▼

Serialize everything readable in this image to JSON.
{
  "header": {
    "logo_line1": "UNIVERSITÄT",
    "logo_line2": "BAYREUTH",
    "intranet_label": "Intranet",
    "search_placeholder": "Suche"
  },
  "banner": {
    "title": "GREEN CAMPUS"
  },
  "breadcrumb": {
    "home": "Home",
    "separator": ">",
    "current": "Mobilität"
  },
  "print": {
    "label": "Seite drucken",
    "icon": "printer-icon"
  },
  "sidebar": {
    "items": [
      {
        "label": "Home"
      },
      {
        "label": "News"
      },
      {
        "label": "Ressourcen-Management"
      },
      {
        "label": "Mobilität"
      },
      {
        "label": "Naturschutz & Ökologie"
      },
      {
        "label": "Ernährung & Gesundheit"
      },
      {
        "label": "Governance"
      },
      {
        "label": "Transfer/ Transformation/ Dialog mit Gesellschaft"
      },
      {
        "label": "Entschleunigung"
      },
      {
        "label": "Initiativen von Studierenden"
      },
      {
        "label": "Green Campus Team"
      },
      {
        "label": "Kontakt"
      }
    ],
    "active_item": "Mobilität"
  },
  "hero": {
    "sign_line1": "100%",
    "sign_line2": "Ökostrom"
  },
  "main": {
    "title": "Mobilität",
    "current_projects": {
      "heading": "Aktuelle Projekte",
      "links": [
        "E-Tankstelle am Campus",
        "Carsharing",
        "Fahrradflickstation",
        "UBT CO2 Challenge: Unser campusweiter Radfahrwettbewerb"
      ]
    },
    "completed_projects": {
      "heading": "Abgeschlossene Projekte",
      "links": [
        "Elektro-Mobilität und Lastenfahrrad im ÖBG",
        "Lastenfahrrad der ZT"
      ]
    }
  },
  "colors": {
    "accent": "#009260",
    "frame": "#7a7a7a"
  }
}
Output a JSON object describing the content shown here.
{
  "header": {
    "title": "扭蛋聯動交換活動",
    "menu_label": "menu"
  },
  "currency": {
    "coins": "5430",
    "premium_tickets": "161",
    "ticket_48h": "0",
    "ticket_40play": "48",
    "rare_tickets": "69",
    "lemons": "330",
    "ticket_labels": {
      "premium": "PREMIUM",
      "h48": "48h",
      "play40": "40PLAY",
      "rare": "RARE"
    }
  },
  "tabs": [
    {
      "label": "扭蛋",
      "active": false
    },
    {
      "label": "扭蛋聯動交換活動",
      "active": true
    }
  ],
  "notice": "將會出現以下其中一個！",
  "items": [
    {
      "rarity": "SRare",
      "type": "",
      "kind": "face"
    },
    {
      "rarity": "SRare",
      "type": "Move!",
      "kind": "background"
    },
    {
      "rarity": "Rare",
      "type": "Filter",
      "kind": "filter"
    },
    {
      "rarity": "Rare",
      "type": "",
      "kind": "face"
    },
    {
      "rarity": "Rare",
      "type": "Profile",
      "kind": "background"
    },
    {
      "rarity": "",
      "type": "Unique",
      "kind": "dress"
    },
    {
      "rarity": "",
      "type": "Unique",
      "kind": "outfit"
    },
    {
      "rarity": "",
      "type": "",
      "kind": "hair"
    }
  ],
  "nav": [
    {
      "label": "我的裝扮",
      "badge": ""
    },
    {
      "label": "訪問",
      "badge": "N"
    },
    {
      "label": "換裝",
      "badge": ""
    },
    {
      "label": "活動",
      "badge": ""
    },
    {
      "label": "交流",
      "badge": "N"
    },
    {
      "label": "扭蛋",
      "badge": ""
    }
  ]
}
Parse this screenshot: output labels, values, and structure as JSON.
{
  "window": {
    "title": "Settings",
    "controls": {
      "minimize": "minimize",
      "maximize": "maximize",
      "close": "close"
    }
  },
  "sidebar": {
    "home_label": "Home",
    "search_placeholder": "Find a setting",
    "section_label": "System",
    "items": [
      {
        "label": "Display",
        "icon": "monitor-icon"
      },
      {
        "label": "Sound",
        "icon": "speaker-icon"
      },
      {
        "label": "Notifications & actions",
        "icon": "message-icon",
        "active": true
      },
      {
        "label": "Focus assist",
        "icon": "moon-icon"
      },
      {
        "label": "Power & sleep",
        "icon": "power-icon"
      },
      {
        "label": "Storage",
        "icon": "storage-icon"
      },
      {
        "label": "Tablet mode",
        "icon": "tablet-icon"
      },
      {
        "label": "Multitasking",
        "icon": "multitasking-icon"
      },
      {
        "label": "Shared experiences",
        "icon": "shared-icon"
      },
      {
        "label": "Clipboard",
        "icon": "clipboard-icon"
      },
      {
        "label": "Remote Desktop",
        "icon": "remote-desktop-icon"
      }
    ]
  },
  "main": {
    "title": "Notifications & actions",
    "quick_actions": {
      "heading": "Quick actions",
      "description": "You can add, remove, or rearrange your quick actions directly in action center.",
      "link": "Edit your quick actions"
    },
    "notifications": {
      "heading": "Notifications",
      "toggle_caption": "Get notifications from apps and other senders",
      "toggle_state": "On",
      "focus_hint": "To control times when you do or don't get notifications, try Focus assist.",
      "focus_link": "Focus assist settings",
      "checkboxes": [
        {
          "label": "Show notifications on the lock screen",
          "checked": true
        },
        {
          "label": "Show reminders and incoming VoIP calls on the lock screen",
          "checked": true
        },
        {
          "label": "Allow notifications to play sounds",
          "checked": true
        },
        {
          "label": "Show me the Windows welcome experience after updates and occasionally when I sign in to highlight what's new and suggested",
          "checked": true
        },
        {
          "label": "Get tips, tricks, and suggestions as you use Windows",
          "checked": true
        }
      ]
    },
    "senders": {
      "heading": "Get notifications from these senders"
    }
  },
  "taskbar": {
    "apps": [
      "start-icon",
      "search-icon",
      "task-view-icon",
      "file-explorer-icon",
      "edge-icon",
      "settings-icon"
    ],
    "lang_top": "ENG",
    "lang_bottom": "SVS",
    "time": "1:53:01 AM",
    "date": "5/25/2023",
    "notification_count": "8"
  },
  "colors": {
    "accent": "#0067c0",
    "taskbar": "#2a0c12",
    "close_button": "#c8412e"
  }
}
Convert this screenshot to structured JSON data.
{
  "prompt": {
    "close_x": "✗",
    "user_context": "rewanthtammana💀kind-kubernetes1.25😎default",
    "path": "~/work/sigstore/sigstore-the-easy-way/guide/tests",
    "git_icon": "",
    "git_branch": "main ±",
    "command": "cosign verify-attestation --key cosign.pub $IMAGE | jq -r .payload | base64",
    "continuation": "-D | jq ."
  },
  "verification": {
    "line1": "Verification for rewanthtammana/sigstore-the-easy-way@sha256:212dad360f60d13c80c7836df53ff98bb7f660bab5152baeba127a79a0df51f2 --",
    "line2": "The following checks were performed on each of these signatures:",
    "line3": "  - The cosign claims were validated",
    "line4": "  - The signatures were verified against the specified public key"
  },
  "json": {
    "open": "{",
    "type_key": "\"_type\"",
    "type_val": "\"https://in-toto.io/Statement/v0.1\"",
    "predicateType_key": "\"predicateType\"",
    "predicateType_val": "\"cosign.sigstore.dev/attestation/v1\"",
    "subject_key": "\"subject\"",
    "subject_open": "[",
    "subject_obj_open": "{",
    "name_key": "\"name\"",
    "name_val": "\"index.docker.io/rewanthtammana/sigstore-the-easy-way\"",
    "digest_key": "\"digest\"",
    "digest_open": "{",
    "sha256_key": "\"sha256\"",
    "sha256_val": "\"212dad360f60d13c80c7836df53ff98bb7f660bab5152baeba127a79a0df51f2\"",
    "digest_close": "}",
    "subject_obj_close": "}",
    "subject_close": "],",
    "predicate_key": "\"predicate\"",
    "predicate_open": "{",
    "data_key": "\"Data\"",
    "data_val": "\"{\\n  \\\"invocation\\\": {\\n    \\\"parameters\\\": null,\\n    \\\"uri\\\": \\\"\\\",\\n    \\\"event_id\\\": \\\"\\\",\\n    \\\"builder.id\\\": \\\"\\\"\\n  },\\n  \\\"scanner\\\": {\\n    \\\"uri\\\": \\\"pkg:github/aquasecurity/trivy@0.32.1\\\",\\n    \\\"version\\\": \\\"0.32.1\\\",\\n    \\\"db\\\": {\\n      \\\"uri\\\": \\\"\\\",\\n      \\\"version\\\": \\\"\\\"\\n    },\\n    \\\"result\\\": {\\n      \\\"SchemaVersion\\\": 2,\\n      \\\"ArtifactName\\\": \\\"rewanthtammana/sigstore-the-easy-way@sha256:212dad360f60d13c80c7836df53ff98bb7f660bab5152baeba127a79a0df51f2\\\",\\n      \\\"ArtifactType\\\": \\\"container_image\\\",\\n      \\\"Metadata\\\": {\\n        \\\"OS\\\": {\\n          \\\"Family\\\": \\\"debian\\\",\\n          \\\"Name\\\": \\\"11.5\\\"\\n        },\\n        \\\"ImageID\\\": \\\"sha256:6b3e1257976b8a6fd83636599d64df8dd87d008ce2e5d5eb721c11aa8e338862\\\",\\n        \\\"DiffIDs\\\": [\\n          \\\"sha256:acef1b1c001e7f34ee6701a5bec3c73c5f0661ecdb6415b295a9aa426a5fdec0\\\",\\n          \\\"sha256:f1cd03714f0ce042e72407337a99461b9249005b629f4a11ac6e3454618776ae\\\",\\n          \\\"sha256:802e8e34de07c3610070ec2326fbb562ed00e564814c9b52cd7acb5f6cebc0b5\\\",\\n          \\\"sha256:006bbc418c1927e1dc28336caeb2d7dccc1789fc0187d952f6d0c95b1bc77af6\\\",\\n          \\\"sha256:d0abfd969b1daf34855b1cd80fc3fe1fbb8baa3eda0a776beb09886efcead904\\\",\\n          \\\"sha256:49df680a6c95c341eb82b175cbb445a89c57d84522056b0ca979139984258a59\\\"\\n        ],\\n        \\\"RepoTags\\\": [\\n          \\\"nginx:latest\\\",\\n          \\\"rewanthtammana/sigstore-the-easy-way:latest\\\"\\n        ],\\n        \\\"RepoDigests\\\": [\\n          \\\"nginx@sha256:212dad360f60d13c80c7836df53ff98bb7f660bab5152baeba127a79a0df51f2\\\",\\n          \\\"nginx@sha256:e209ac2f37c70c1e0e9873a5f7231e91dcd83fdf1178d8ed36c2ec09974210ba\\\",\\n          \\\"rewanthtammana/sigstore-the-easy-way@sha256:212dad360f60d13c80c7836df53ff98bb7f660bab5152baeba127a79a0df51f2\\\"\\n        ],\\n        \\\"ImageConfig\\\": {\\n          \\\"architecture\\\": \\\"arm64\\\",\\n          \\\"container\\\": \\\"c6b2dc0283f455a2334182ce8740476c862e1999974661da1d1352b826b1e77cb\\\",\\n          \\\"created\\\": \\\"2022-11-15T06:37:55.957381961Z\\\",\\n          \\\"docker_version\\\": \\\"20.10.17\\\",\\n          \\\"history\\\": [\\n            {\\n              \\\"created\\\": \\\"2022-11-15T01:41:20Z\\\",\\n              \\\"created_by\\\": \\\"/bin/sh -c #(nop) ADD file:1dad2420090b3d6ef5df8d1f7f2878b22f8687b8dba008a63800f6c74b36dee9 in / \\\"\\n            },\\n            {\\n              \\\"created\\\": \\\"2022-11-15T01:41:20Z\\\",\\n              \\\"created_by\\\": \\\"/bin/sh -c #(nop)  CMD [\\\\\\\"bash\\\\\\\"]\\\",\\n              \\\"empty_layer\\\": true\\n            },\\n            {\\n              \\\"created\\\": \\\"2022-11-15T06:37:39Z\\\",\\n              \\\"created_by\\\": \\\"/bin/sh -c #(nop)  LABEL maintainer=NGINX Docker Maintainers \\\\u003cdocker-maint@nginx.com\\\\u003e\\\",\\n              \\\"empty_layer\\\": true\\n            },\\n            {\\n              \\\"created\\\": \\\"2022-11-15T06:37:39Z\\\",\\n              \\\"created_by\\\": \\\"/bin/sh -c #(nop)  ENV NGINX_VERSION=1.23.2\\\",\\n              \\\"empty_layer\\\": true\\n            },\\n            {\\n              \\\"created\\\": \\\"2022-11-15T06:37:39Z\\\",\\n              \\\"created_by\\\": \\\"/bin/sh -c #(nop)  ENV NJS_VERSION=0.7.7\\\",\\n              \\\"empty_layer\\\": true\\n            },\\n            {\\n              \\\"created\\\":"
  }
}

▲

Work to do: Search the records for the word "apps" and copy every line where it occurs.

Task solution:
      "toggle_caption": "Get notifications from apps and other senders",
    "apps": [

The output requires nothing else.